• GOAL: Update the material below so that every "star-icon" reads "star-glyph", and leave all other text unchanged.

★ ★ ★ ★

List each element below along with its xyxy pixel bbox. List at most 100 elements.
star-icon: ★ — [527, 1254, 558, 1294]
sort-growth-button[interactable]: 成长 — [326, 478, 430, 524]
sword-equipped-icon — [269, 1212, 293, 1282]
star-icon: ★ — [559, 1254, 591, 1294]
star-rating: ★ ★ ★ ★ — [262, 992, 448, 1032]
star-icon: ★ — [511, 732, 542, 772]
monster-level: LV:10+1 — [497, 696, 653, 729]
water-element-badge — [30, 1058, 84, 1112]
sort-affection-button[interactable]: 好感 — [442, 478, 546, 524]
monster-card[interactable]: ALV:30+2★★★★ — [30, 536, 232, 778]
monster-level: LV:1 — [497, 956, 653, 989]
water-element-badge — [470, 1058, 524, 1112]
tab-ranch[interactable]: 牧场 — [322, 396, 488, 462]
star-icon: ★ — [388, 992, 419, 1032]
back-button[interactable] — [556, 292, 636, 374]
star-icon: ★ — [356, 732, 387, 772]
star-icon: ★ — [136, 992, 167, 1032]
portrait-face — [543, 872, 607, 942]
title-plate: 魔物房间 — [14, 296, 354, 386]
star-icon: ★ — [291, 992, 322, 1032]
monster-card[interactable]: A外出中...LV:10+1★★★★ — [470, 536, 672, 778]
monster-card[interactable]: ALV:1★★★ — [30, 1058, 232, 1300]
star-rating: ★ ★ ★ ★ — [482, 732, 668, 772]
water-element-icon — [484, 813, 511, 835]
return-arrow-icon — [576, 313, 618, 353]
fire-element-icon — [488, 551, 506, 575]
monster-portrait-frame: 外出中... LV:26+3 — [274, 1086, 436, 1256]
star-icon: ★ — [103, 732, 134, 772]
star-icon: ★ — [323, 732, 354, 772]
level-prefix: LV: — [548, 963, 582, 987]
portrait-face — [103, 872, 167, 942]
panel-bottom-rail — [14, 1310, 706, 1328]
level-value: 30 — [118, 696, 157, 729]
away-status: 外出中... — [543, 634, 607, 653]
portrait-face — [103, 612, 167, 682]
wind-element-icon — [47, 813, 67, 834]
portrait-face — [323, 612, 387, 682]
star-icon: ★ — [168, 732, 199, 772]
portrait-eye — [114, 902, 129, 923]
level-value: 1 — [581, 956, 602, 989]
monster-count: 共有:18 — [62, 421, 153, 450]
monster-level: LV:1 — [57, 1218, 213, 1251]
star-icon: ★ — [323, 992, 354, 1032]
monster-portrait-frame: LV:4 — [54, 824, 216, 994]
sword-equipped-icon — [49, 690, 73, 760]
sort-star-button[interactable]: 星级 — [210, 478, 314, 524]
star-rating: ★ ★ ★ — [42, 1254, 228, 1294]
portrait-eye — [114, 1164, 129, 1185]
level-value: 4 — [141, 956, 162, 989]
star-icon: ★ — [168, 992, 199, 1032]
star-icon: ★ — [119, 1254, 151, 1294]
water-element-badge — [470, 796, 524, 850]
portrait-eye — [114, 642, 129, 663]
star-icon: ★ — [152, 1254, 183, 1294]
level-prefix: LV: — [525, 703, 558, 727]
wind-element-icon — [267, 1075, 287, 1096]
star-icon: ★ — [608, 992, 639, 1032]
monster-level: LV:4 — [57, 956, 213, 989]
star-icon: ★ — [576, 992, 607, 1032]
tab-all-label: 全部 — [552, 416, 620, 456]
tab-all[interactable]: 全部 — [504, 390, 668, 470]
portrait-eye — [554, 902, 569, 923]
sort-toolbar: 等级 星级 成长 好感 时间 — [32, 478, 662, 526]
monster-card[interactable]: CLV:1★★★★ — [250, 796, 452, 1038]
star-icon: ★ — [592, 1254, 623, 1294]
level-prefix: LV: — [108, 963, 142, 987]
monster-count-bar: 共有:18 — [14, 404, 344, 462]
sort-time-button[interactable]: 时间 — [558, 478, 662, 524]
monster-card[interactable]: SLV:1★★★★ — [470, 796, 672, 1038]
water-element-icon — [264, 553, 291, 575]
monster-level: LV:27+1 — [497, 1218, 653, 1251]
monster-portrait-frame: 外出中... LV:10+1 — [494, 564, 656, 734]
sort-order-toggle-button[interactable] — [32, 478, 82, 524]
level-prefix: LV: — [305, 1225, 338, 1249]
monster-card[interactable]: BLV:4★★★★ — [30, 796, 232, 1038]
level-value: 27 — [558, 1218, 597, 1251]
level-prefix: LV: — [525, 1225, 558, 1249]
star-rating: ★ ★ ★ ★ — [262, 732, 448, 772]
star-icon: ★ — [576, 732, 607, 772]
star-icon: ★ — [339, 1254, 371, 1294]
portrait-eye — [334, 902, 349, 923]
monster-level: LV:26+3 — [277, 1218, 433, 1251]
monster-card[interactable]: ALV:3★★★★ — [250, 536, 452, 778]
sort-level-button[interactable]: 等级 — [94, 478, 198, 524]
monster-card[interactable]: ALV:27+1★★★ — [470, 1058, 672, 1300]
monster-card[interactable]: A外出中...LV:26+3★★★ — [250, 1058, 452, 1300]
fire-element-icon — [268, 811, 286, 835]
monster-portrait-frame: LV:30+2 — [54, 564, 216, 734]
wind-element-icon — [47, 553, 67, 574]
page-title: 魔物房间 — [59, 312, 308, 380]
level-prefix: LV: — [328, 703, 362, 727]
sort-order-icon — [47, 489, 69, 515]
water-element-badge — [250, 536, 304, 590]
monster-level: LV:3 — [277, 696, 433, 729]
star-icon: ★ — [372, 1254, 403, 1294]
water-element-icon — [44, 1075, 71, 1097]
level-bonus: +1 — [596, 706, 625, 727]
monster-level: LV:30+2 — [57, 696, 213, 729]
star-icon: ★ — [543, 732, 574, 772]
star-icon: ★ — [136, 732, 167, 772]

★ ★ ★ ★

• ANSWER TO THE TASK:
List each element below along with its xyxy pixel bbox. List at most 100 elements.
star-glyph: ★ — [527, 1254, 558, 1294]
sort-growth-button[interactable]: 成长 — [326, 478, 430, 524]
sword-equipped-icon — [269, 1212, 293, 1282]
star-glyph: ★ — [559, 1254, 591, 1294]
star-rating: ★ ★ ★ ★ — [262, 992, 448, 1032]
star-glyph: ★ — [511, 732, 542, 772]
monster-level: LV:10+1 — [497, 696, 653, 729]
water-element-badge — [30, 1058, 84, 1112]
sort-affection-button[interactable]: 好感 — [442, 478, 546, 524]
monster-card[interactable]: ALV:30+2★★★★ — [30, 536, 232, 778]
monster-level: LV:1 — [497, 956, 653, 989]
water-element-badge — [470, 1058, 524, 1112]
tab-ranch[interactable]: 牧场 — [322, 396, 488, 462]
star-glyph: ★ — [388, 992, 419, 1032]
back-button[interactable] — [556, 292, 636, 374]
star-glyph: ★ — [356, 732, 387, 772]
star-glyph: ★ — [136, 992, 167, 1032]
portrait-face — [543, 872, 607, 942]
title-plate: 魔物房间 — [14, 296, 354, 386]
star-glyph: ★ — [291, 992, 322, 1032]
monster-card[interactable]: A外出中...LV:10+1★★★★ — [470, 536, 672, 778]
monster-card[interactable]: ALV:1★★★ — [30, 1058, 232, 1300]
star-rating: ★ ★ ★ ★ — [482, 732, 668, 772]
water-element-icon — [484, 813, 511, 835]
return-arrow-icon — [576, 313, 618, 353]
fire-element-icon — [488, 551, 506, 575]
monster-portrait-frame: 外出中... LV:26+3 — [274, 1086, 436, 1256]
star-glyph: ★ — [103, 732, 134, 772]
star-glyph: ★ — [323, 732, 354, 772]
level-prefix: LV: — [548, 963, 582, 987]
portrait-face — [103, 872, 167, 942]
panel-bottom-rail — [14, 1310, 706, 1328]
level-value: 30 — [118, 696, 157, 729]
away-status: 外出中... — [543, 634, 607, 653]
portrait-face — [103, 612, 167, 682]
wind-element-icon — [47, 813, 67, 834]
portrait-face — [323, 612, 387, 682]
star-glyph: ★ — [168, 732, 199, 772]
portrait-eye — [114, 902, 129, 923]
level-value: 1 — [581, 956, 602, 989]
monster-count: 共有:18 — [62, 421, 153, 450]
monster-level: LV:1 — [57, 1218, 213, 1251]
star-glyph: ★ — [323, 992, 354, 1032]
monster-portrait-frame: LV:4 — [54, 824, 216, 994]
sword-equipped-icon — [49, 690, 73, 760]
sort-star-button[interactable]: 星级 — [210, 478, 314, 524]
star-rating: ★ ★ ★ — [42, 1254, 228, 1294]
portrait-eye — [114, 1164, 129, 1185]
level-value: 4 — [141, 956, 162, 989]
star-glyph: ★ — [168, 992, 199, 1032]
star-glyph: ★ — [119, 1254, 151, 1294]
water-element-badge — [470, 796, 524, 850]
portrait-eye — [114, 642, 129, 663]
star-glyph: ★ — [152, 1254, 183, 1294]
level-prefix: LV: — [525, 703, 558, 727]
wind-element-icon — [267, 1075, 287, 1096]
star-glyph: ★ — [608, 992, 639, 1032]
monster-level: LV:4 — [57, 956, 213, 989]
star-glyph: ★ — [576, 992, 607, 1032]
tab-all-label: 全部 — [552, 416, 620, 456]
tab-all[interactable]: 全部 — [504, 390, 668, 470]
portrait-eye — [554, 902, 569, 923]
sort-toolbar: 等级 星级 成长 好感 时间 — [32, 478, 662, 526]
monster-card[interactable]: CLV:1★★★★ — [250, 796, 452, 1038]
star-glyph: ★ — [592, 1254, 623, 1294]
level-prefix: LV: — [108, 963, 142, 987]
monster-count-bar: 共有:18 — [14, 404, 344, 462]
sort-time-button[interactable]: 时间 — [558, 478, 662, 524]
monster-card[interactable]: SLV:1★★★★ — [470, 796, 672, 1038]
water-element-icon — [264, 553, 291, 575]
monster-level: LV:27+1 — [497, 1218, 653, 1251]
monster-portrait-frame: 外出中... LV:10+1 — [494, 564, 656, 734]
sort-order-toggle-button[interactable] — [32, 478, 82, 524]
level-prefix: LV: — [305, 1225, 338, 1249]
monster-card[interactable]: BLV:4★★★★ — [30, 796, 232, 1038]
level-value: 27 — [558, 1218, 597, 1251]
level-prefix: LV: — [525, 1225, 558, 1249]
star-rating: ★ ★ ★ ★ — [262, 732, 448, 772]
star-glyph: ★ — [576, 732, 607, 772]
star-glyph: ★ — [339, 1254, 371, 1294]
portrait-eye — [334, 902, 349, 923]
monster-level: LV:26+3 — [277, 1218, 433, 1251]
monster-card[interactable]: ALV:3★★★★ — [250, 536, 452, 778]
sort-level-button[interactable]: 等级 — [94, 478, 198, 524]
monster-card[interactable]: ALV:27+1★★★ — [470, 1058, 672, 1300]
monster-card[interactable]: A外出中...LV:26+3★★★ — [250, 1058, 452, 1300]
fire-element-icon — [268, 811, 286, 835]
monster-portrait-frame: LV:30+2 — [54, 564, 216, 734]
wind-element-icon — [47, 553, 67, 574]
page-title: 魔物房间 — [59, 312, 308, 380]
level-prefix: LV: — [328, 703, 362, 727]
sort-order-icon — [47, 489, 69, 515]
water-element-badge — [250, 536, 304, 590]
monster-level: LV:3 — [277, 696, 433, 729]
star-glyph: ★ — [372, 1254, 403, 1294]
water-element-icon — [44, 1075, 71, 1097]
level-bonus: +1 — [596, 706, 625, 727]
monster-level: LV:30+2 — [57, 696, 213, 729]
star-glyph: ★ — [543, 732, 574, 772]
star-glyph: ★ — [136, 732, 167, 772]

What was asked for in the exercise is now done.